Stated exercise:
Find the lines containing the word "Weekly" and copy every one of them.

Extracts from a graphics dataset:
━━━━━━━━━━

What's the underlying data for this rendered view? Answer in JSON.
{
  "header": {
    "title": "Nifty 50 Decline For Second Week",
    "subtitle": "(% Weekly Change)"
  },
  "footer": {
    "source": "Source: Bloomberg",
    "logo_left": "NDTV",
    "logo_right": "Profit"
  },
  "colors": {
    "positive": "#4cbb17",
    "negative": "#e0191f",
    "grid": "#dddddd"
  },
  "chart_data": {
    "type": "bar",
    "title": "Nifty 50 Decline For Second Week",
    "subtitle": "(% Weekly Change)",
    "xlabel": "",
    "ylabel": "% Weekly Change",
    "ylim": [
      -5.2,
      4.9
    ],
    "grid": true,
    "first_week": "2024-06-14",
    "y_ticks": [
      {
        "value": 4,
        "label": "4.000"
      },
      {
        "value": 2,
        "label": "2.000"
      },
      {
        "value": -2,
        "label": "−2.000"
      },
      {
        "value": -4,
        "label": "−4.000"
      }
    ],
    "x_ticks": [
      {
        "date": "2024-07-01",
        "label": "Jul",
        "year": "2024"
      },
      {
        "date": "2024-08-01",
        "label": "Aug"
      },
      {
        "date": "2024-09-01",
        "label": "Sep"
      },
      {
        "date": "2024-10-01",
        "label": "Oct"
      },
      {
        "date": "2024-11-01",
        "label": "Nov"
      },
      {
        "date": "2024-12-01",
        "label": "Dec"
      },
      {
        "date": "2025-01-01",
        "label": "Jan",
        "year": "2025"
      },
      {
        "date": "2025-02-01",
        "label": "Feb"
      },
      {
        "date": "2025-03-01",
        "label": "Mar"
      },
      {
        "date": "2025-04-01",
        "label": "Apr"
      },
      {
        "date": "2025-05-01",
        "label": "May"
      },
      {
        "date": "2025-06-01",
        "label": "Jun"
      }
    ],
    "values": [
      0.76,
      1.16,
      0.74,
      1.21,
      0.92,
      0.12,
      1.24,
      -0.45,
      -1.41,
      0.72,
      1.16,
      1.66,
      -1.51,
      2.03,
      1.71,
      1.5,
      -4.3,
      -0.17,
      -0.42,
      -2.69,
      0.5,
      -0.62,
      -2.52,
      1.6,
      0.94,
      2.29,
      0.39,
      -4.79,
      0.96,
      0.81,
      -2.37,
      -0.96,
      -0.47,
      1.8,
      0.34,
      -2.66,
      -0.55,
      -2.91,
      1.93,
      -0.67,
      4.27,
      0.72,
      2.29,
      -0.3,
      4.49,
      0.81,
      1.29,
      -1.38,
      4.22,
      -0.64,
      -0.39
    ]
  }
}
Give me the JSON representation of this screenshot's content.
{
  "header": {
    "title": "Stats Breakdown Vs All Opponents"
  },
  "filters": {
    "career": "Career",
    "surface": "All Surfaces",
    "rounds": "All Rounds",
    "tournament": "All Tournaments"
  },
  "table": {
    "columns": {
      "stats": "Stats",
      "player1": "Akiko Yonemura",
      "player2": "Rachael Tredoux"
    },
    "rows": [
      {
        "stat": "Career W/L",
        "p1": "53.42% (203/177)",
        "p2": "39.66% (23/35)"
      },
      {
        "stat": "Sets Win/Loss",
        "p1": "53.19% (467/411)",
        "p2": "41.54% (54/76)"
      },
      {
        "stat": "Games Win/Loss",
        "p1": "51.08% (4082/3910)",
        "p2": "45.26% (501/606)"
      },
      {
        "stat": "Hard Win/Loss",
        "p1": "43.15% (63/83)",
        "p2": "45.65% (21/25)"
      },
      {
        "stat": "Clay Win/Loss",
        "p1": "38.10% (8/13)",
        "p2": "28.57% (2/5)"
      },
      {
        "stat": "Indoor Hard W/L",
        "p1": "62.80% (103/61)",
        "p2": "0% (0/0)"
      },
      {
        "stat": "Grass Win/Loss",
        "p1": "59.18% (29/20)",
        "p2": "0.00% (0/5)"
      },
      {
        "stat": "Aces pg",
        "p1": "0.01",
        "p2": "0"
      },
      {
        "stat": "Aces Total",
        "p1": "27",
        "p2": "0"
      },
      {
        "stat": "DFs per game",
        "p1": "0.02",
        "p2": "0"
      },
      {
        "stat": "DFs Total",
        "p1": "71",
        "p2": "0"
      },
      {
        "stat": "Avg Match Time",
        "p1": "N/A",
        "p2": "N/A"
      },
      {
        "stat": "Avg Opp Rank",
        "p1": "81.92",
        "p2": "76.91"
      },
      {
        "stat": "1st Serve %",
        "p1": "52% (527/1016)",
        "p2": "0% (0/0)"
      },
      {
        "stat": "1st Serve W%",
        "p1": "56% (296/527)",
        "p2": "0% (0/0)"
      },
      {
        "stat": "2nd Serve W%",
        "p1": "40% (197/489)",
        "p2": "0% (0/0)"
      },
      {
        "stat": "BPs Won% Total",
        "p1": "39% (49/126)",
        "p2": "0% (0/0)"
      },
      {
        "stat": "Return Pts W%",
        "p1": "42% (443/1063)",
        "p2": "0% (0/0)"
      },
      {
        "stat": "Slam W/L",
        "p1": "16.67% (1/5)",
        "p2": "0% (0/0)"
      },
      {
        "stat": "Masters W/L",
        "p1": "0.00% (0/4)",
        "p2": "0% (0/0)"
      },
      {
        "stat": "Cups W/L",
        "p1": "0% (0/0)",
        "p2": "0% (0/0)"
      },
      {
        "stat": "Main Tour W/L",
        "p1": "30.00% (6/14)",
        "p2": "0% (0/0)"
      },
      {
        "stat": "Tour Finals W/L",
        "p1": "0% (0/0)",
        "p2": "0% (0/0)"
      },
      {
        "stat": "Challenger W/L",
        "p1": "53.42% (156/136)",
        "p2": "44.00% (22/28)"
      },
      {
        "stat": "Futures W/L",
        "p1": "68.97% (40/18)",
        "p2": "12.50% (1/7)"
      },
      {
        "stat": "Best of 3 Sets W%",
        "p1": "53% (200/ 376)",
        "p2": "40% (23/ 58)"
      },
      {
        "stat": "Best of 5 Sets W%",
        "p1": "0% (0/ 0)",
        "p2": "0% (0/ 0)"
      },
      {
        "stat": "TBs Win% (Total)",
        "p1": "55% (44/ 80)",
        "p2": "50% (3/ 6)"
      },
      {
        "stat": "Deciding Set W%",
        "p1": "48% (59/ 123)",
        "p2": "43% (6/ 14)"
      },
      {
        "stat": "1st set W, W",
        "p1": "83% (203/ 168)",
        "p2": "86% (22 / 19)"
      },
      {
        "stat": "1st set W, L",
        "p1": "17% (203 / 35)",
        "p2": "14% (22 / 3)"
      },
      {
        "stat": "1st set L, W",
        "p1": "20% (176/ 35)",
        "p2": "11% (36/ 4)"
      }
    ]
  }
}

━━━━━━━━━━

Result:
    "subtitle": "(% Weekly Change)"
    "subtitle": "(% Weekly Change)",
    "ylabel": "% Weekly Change",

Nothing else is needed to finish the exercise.